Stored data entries

>>

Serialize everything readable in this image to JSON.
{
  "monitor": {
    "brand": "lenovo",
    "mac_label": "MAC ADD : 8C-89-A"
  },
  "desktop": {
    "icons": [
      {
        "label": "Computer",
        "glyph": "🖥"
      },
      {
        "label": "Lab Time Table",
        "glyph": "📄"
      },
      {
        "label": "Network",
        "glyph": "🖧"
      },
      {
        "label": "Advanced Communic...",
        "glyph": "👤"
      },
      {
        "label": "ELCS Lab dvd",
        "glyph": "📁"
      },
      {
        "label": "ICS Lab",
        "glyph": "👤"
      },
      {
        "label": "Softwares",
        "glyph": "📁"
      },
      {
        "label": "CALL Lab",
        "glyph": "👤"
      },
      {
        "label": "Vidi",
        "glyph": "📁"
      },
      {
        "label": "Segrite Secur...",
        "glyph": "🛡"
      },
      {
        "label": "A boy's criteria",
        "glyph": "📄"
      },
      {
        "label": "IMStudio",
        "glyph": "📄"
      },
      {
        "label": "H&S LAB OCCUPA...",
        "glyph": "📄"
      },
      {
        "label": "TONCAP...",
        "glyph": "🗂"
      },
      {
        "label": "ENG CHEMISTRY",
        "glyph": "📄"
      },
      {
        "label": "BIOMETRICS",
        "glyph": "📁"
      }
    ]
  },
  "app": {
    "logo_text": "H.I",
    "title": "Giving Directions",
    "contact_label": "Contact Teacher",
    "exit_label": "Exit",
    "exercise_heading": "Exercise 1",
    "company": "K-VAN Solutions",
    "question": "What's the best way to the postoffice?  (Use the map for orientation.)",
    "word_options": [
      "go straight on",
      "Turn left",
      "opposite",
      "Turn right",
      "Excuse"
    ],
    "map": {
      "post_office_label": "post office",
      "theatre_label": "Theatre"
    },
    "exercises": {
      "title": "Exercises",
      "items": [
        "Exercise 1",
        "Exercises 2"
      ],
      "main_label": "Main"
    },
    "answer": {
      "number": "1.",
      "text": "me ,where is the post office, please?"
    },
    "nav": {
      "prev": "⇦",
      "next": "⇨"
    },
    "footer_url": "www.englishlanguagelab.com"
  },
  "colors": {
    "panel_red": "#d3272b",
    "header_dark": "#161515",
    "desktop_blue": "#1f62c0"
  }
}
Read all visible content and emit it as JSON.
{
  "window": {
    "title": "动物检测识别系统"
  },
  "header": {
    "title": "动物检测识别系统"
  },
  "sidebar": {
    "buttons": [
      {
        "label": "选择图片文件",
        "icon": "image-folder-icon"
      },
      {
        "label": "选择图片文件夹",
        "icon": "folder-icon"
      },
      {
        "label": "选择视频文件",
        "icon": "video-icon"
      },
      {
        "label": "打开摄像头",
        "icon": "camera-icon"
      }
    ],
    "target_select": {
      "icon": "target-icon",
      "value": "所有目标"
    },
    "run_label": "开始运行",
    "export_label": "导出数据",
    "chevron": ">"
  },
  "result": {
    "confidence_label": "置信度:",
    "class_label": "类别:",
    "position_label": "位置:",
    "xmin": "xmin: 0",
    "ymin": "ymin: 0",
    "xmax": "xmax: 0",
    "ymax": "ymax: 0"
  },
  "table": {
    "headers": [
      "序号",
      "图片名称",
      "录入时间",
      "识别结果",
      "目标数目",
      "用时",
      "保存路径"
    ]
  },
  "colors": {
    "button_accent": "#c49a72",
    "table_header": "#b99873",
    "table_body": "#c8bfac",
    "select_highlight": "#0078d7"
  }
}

<<

WHAT IS NEEDED: Copy out every line of the listing that includes the string "JSON".

EXERCISE RESULT:
Serialize everything readable in this image to JSON.
Read all visible content and emit it as JSON.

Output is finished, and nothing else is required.